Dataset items
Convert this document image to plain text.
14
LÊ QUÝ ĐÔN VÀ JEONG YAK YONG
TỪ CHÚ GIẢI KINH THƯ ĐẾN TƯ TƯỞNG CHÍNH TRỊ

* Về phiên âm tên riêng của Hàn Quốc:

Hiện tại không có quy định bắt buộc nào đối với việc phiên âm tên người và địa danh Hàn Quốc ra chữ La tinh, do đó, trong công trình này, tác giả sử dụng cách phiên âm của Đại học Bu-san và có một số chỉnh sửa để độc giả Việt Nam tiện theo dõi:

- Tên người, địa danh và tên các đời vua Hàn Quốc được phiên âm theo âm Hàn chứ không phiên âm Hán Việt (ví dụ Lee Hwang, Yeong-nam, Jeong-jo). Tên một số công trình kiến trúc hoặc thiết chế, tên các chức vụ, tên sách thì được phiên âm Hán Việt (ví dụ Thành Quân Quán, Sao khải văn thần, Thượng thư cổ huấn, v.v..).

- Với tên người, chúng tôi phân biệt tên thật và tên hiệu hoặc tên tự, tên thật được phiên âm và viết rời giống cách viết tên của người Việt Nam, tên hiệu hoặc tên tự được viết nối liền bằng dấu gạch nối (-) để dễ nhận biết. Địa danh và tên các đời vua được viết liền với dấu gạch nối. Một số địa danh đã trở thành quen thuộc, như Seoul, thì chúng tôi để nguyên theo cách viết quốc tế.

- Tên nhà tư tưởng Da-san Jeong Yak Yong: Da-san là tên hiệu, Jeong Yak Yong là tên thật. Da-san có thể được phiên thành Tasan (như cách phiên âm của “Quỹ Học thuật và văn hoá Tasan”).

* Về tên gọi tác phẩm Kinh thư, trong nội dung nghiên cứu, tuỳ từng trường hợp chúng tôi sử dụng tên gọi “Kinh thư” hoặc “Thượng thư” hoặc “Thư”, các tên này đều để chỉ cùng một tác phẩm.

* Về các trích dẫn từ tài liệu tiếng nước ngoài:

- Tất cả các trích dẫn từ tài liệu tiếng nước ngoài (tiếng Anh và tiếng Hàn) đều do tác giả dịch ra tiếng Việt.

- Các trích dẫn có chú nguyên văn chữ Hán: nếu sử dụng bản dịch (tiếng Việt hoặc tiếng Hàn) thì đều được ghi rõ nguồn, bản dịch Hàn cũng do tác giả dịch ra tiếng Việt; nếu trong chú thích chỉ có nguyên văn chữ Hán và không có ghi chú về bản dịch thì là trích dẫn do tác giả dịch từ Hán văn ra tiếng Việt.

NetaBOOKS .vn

* _AIM OF THE TASK_
Identify and copy lines that hold the string "nước".

* _WRITTEN SOLUTION_
* Về các trích dẫn từ tài liệu tiếng nước ngoài:
- Tất cả các trích dẫn từ tài liệu tiếng nước ngoài (tiếng Anh và tiếng Hàn) đều do tác giả dịch ra tiếng Việt.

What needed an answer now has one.